## WRITTEN INSTRUCTION
The listing must be reproduced in full, exactly as it stands.

(Items listed in a dataset)
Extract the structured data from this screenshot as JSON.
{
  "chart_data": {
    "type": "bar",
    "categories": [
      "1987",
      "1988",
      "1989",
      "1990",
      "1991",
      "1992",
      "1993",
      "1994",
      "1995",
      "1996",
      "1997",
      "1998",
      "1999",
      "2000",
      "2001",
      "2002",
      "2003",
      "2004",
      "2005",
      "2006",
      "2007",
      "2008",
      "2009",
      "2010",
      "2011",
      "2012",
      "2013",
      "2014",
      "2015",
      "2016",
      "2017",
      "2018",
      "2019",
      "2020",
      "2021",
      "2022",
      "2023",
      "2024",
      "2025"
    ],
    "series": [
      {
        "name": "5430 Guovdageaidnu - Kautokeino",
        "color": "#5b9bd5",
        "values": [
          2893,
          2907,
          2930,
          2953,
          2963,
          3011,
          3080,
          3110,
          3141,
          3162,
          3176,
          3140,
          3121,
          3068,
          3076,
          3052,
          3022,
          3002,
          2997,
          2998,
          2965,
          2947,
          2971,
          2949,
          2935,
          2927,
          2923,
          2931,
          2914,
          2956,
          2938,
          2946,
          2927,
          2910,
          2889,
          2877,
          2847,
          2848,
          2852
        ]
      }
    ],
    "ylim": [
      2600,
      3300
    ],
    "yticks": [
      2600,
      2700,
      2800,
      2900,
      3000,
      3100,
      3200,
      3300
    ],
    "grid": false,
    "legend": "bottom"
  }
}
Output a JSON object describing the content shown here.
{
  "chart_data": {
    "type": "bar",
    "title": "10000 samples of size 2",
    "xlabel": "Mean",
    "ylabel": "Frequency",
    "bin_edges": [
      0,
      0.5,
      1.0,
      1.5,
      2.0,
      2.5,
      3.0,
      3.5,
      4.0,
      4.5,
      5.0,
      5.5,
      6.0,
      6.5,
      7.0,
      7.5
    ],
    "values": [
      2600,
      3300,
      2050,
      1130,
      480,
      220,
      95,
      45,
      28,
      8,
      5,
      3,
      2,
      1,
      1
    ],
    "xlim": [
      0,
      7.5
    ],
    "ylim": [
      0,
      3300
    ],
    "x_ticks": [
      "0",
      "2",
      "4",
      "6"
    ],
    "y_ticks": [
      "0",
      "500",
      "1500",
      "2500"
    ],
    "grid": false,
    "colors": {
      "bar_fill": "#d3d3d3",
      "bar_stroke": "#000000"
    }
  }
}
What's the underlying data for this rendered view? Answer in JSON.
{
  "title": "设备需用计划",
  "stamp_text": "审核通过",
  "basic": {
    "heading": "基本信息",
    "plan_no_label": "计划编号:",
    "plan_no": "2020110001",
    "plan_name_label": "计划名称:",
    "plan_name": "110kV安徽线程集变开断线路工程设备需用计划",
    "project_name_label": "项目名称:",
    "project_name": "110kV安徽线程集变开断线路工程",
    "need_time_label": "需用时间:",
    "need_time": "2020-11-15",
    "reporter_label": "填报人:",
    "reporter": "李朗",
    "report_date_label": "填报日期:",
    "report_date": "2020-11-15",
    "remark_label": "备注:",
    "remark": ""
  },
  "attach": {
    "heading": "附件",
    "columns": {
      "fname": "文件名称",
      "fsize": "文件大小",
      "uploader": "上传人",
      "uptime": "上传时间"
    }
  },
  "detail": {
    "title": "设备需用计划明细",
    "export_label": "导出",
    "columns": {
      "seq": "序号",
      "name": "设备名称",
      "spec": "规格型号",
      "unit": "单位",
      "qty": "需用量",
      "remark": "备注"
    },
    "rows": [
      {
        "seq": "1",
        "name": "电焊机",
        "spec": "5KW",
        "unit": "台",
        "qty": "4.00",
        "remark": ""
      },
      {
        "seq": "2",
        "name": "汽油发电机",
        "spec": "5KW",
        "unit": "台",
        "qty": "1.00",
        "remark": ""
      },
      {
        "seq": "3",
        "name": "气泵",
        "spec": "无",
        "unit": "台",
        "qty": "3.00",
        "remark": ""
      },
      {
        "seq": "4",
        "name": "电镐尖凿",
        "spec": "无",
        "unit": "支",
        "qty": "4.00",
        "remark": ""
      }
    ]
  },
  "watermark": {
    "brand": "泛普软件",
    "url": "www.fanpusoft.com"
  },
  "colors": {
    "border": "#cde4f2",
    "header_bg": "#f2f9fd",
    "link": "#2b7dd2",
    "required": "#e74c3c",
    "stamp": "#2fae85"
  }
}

## TASK ANSWER
Extract the structured data from this screenshot as JSON.
{
  "chart_data": {
    "type": "bar",
    "categories": [
      "1987",
      "1988",
      "1989",
      "1990",
      "1991",
      "1992",
      "1993",
      "1994",
      "1995",
      "1996",
      "1997",
      "1998",
      "1999",
      "2000",
      "2001",
      "2002",
      "2003",
      "2004",
      "2005",
      "2006",
      "2007",
      "2008",
      "2009",
      "2010",
      "2011",
      "2012",
      "2013",
      "2014",
      "2015",
      "2016",
      "2017",
      "2018",
      "2019",
      "2020",
      "2021",
      "2022",
      "2023",
      "2024",
      "2025"
    ],
    "series": [
      {
        "name": "5430 Guovdageaidnu - Kautokeino",
        "color": "#5b9bd5",
        "values": [
          2893,
          2907,
          2930,
          2953,
          2963,
          3011,
          3080,
          3110,
          3141,
          3162,
          3176,
          3140,
          3121,
          3068,
          3076,
          3052,
          3022,
          3002,
          2997,
          2998,
          2965,
          2947,
          2971,
          2949,
          2935,
          2927,
          2923,
          2931,
          2914,
          2956,
          2938,
          2946,
          2927,
          2910,
          2889,
          2877,
          2847,
          2848,
          2852
        ]
      }
    ],
    "ylim": [
      2600,
      3300
    ],
    "yticks": [
      2600,
      2700,
      2800,
      2900,
      3000,
      3100,
      3200,
      3300
    ],
    "grid": false,
    "legend": "bottom"
  }
}
Output a JSON object describing the content shown here.
{
  "chart_data": {
    "type": "bar",
    "title": "10000 samples of size 2",
    "xlabel": "Mean",
    "ylabel": "Frequency",
    "bin_edges": [
      0,
      0.5,
      1.0,
      1.5,
      2.0,
      2.5,
      3.0,
      3.5,
      4.0,
      4.5,
      5.0,
      5.5,
      6.0,
      6.5,
      7.0,
      7.5
    ],
    "values": [
      2600,
      3300,
      2050,
      1130,
      480,
      220,
      95,
      45,
      28,
      8,
      5,
      3,
      2,
      1,
      1
    ],
    "xlim": [
      0,
      7.5
    ],
    "ylim": [
      0,
      3300
    ],
    "x_ticks": [
      "0",
      "2",
      "4",
      "6"
    ],
    "y_ticks": [
      "0",
      "500",
      "1500",
      "2500"
    ],
    "grid": false,
    "colors": {
      "bar_fill": "#d3d3d3",
      "bar_stroke": "#000000"
    }
  }
}
What's the underlying data for this rendered view? Answer in JSON.
{
  "title": "设备需用计划",
  "stamp_text": "审核通过",
  "basic": {
    "heading": "基本信息",
    "plan_no_label": "计划编号:",
    "plan_no": "2020110001",
    "plan_name_label": "计划名称:",
    "plan_name": "110kV安徽线程集变开断线路工程设备需用计划",
    "project_name_label": "项目名称:",
    "project_name": "110kV安徽线程集变开断线路工程",
    "need_time_label": "需用时间:",
    "need_time": "2020-11-15",
    "reporter_label": "填报人:",
    "reporter": "李朗",
    "report_date_label": "填报日期:",
    "report_date": "2020-11-15",
    "remark_label": "备注:",
    "remark": ""
  },
  "attach": {
    "heading": "附件",
    "columns": {
      "fname": "文件名称",
      "fsize": "文件大小",
      "uploader": "上传人",
      "uptime": "上传时间"
    }
  },
  "detail": {
    "title": "设备需用计划明细",
    "export_label": "导出",
    "columns": {
      "seq": "序号",
      "name": "设备名称",
      "spec": "规格型号",
      "unit": "单位",
      "qty": "需用量",
      "remark": "备注"
    },
    "rows": [
      {
        "seq": "1",
        "name": "电焊机",
        "spec": "5KW",
        "unit": "台",
        "qty": "4.00",
        "remark": ""
      },
      {
        "seq": "2",
        "name": "汽油发电机",
        "spec": "5KW",
        "unit": "台",
        "qty": "1.00",
        "remark": ""
      },
      {
        "seq": "3",
        "name": "气泵",
        "spec": "无",
        "unit": "台",
        "qty": "3.00",
        "remark": ""
      },
      {
        "seq": "4",
        "name": "电镐尖凿",
        "spec": "无",
        "unit": "支",
        "qty": "4.00",
        "remark": ""
      }
    ]
  },
  "watermark": {
    "brand": "泛普软件",
    "url": "www.fanpusoft.com"
  },
  "colors": {
    "border": "#cde4f2",
    "header_bg": "#f2f9fd",
    "link": "#2b7dd2",
    "required": "#e74c3c",
    "stamp": "#2fae85"
  }
}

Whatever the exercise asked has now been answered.